Note how the implementor of `Map` had a tricky problem to solve: balanced binary
search trees require a way to compare keys, but the implementor can't know in
advance all the different types of keys that a client of the data structure will
want to use. And each type of key might need its own comparison function.
Although `Stdlib.compare` *can* be used to compare any two values of the same
type, the result it returns isn't necessarily what a client will want. For
example, it's not guaranteed to sort names in the way we wanted above.
So the implementor of `Map` used a functor to solve their problem. They
parameterized on a module that bundles together the type of keys with a function
that can be used to compare them. It's the client's responsibility to implement
that module.
The Java Collections Framework solves a similar problem in the TreeMap class,
which has a [constructor that takes a Comparator][treemapcomparator]. There, the
client has the responsibility of implementing a class for comparisons, rather
than a structure. Though the language features are different, the idea is the
same.

☆ ☆ ☆ ☆ ☆ ☆ ☆

■ Set exercise 1 ■
In the passage on the `Map` functor, what is the module that `Map` is parameterized on made of?
■ Set exercise 2 ■
Restate, as a short list, the paragraph of the passage on the `Map` functor that begins "The Java Collections Framework solves".
■ Set exercise 3 ■
List every named module, function, framework, class, or type mentioned in the passage on the `Map` functor.

☆ ☆ ☆ ☆ ☆ ☆ ☆

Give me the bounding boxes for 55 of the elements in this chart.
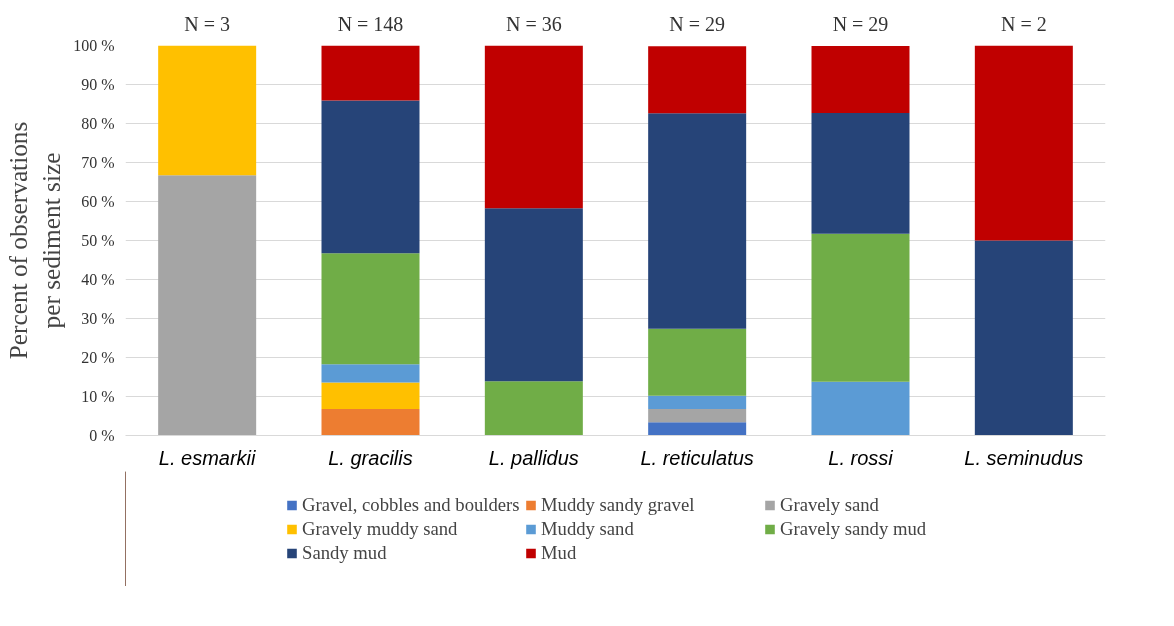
bar: [484, 45, 583, 209]
bar: [648, 328, 747, 396]
y-tick-label: 60 %: [81, 193, 115, 210]
y-axis-title: Percent of observations per sediment size: [3, 121, 66, 360]
text: N = 2: [1000, 12, 1047, 35]
legend-label: Gravely muddy sand: [302, 517, 459, 540]
bar: [321, 364, 420, 383]
text: N = 148: [337, 12, 404, 35]
y-tick-label: 30 %: [81, 310, 115, 327]
bar: [321, 382, 420, 409]
text: N = 36: [505, 12, 562, 35]
x-tick-label: L. esmarkii: [158, 446, 257, 469]
bar: [811, 45, 910, 113]
bar: [811, 112, 910, 234]
text: N = 3: [184, 12, 231, 35]
bar: [648, 113, 747, 329]
x-tick-label: L. pallidus: [488, 446, 579, 469]
x-tick-label: L. seminudus: [964, 446, 1084, 469]
x-tick-label: L. reticulatus: [640, 446, 754, 469]
y-tick-label: 20 %: [81, 349, 115, 366]
bar: [321, 100, 420, 254]
bar: [974, 45, 1073, 241]
legend-label: Muddy sandy gravel: [541, 493, 696, 516]
bar: [484, 381, 583, 436]
bar: [321, 45, 420, 101]
legend-label: Sandy mud: [302, 541, 388, 564]
y-tick-label: 40 %: [81, 271, 115, 288]
y-tick-label: 0 %: [89, 427, 115, 444]
x-tick-label: L. gracilis: [328, 446, 413, 469]
bar: [158, 175, 257, 436]
y-tick-label: 50 %: [81, 232, 115, 249]
y-tick-label: 100 %: [73, 37, 115, 54]
bar: [321, 408, 420, 436]
y-tick-label: 10 %: [81, 388, 115, 405]
bar: [811, 233, 910, 382]
legend-label: Gravely sandy mud: [780, 517, 928, 540]
bar: [648, 408, 747, 423]
legend-label: Muddy sand: [541, 517, 635, 540]
y-tick-label: 70 %: [81, 154, 115, 171]
bar: [974, 240, 1073, 436]
legend-label: Gravely sand: [780, 493, 880, 516]
bar: [648, 422, 747, 436]
bar: [158, 45, 257, 176]
bar: [811, 381, 910, 436]
text: N = 29: [832, 12, 889, 35]
legend-label: Mud: [541, 541, 578, 564]
bar: [321, 253, 420, 365]
bar: [648, 395, 747, 409]
text: N = 29: [669, 12, 726, 35]
x-tick-label: L. rossi: [828, 446, 894, 469]
bar: [648, 46, 747, 114]
bar: [484, 208, 583, 382]
y-tick-label: 90 %: [81, 76, 115, 93]
legend-label: Gravel, cobbles and boulders: [302, 493, 521, 516]
y-tick-label: 80 %: [81, 115, 115, 132]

☆ ☆ ☆ ☆ ☆ ☆ ☆

■ Exercise solution 1 ■
The type of keys bundled together with a function that can be used to compare them.

■ Exercise solution 2 ■
- Java's Collections Framework handles a similar problem in its TreeMap class.
- TreeMap has a constructor that takes a Comparator.
- In Java, the client implements a class for comparisons rather than a structure.
- The language features differ, but the idea is the same.

■ Exercise solution 3 ■
- `Map`
- `Stdlib.compare`
- Java Collections Framework
- TreeMap
- Comparator